* _EXERCISE REQUIREMENTS_: From the listing below, pull out the lines that hold "JSON".

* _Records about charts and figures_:

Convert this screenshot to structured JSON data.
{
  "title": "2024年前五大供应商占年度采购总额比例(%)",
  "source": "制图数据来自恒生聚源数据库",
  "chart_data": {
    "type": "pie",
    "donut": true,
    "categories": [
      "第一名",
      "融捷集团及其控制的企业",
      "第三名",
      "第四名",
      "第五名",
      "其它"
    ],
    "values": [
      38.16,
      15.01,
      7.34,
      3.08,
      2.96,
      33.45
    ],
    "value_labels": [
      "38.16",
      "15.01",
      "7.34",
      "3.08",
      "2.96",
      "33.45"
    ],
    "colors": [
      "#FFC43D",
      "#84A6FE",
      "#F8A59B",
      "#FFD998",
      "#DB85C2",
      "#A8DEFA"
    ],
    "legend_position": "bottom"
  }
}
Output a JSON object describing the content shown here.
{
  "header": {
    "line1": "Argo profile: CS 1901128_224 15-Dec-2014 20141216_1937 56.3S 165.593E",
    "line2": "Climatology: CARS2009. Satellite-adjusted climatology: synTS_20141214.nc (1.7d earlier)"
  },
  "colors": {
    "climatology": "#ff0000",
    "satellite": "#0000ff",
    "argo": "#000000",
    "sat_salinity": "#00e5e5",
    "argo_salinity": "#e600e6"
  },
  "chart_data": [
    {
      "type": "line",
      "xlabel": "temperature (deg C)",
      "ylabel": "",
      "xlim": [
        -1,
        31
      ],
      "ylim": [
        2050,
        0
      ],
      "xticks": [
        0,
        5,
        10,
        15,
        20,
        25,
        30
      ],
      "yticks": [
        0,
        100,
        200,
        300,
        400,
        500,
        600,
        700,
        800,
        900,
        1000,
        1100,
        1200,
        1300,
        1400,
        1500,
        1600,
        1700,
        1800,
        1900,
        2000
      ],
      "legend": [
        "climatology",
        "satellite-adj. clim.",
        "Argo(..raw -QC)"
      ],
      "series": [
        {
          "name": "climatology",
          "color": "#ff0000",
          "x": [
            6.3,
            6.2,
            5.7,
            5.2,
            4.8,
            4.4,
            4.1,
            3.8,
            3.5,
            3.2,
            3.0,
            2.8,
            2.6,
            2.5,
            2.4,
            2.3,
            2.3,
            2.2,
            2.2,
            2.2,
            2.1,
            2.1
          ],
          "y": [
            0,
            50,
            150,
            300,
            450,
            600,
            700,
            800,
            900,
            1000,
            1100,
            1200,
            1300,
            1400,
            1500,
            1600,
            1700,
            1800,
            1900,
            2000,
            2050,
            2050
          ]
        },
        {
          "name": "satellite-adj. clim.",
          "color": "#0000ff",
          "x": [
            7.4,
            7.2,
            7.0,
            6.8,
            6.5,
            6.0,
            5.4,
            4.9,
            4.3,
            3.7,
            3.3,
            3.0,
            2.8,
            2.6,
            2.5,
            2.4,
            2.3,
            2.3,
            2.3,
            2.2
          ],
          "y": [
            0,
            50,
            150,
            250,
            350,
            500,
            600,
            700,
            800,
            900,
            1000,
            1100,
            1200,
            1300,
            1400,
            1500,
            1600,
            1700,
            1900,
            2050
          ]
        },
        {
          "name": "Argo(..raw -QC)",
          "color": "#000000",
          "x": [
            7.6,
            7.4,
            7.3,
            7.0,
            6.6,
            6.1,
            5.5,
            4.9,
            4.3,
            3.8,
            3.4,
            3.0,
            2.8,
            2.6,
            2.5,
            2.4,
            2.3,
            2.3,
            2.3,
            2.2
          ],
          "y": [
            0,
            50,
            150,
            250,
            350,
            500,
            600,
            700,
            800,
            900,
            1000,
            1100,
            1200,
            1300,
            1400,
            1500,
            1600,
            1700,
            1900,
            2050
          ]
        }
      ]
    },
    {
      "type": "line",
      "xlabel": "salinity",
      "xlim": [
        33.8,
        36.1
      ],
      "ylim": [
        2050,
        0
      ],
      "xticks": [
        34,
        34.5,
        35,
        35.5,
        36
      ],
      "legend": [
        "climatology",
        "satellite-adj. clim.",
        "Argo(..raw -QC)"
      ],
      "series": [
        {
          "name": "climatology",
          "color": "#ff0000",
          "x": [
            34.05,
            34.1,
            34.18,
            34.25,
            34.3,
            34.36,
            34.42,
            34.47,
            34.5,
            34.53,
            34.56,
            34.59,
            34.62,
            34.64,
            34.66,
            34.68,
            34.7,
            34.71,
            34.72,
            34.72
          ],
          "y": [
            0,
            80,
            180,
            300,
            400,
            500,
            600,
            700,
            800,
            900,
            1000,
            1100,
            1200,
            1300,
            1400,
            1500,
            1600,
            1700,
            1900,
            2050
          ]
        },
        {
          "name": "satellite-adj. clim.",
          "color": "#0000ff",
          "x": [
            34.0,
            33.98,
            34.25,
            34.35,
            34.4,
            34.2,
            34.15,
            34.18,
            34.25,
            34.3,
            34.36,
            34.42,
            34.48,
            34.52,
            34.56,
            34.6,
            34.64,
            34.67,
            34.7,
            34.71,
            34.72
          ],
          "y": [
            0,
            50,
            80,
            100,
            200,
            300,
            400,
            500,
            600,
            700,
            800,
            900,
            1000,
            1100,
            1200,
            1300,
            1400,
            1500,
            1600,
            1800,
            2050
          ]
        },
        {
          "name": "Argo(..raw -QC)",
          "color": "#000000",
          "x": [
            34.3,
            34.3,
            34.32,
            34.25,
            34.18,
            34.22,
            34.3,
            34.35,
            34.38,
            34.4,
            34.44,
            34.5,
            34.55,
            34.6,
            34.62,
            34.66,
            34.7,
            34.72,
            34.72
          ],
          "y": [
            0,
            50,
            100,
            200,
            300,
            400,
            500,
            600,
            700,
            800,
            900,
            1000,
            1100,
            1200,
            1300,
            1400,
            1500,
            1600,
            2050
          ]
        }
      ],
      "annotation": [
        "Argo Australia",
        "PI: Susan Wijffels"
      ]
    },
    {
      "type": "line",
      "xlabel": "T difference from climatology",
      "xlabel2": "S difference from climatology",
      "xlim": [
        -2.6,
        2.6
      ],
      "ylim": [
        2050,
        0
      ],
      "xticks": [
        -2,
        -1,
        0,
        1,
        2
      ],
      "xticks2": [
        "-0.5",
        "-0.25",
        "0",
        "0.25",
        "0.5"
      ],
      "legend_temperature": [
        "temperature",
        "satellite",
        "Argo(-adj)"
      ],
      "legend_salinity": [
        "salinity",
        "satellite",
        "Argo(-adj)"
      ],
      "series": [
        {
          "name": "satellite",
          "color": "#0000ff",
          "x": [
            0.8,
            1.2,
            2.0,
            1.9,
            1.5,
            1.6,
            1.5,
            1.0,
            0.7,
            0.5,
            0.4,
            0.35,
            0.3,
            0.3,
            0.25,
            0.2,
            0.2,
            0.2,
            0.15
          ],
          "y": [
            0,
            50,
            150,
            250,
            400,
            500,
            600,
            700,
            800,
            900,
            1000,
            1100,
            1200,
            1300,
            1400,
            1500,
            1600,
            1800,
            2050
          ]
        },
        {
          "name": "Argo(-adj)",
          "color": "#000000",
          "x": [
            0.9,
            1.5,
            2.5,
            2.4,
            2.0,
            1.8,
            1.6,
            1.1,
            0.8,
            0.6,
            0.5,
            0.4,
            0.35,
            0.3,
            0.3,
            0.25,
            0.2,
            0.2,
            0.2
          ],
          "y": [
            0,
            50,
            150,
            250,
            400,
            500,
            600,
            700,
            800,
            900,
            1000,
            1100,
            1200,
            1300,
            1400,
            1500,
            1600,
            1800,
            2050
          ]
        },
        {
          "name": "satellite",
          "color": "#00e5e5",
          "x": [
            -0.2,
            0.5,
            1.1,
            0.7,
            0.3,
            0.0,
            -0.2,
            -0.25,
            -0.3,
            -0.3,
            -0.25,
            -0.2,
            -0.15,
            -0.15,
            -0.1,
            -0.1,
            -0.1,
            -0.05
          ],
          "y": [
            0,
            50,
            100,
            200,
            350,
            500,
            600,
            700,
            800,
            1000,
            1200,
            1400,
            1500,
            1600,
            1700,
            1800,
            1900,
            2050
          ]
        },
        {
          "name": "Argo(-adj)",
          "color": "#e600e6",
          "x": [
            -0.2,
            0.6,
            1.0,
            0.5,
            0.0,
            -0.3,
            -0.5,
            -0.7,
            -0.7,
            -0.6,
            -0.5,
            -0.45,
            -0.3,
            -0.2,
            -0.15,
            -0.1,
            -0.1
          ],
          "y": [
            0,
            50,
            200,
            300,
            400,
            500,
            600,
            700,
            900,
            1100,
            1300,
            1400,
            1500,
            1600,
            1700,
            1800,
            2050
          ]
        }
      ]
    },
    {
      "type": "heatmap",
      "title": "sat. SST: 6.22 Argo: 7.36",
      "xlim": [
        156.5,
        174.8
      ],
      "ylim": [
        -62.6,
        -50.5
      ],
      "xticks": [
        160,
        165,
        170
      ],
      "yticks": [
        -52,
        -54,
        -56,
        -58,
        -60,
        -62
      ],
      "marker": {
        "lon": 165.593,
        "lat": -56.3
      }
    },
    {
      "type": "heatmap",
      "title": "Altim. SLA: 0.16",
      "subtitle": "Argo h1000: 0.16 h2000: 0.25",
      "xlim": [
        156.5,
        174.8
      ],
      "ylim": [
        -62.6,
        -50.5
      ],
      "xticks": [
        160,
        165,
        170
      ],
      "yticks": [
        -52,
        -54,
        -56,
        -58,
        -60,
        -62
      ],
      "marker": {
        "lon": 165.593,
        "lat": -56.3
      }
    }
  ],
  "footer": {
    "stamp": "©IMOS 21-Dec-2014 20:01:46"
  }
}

* _EXPECTED ANSWER_:
Convert this screenshot to structured JSON data.
Output a JSON object describing the content shown here.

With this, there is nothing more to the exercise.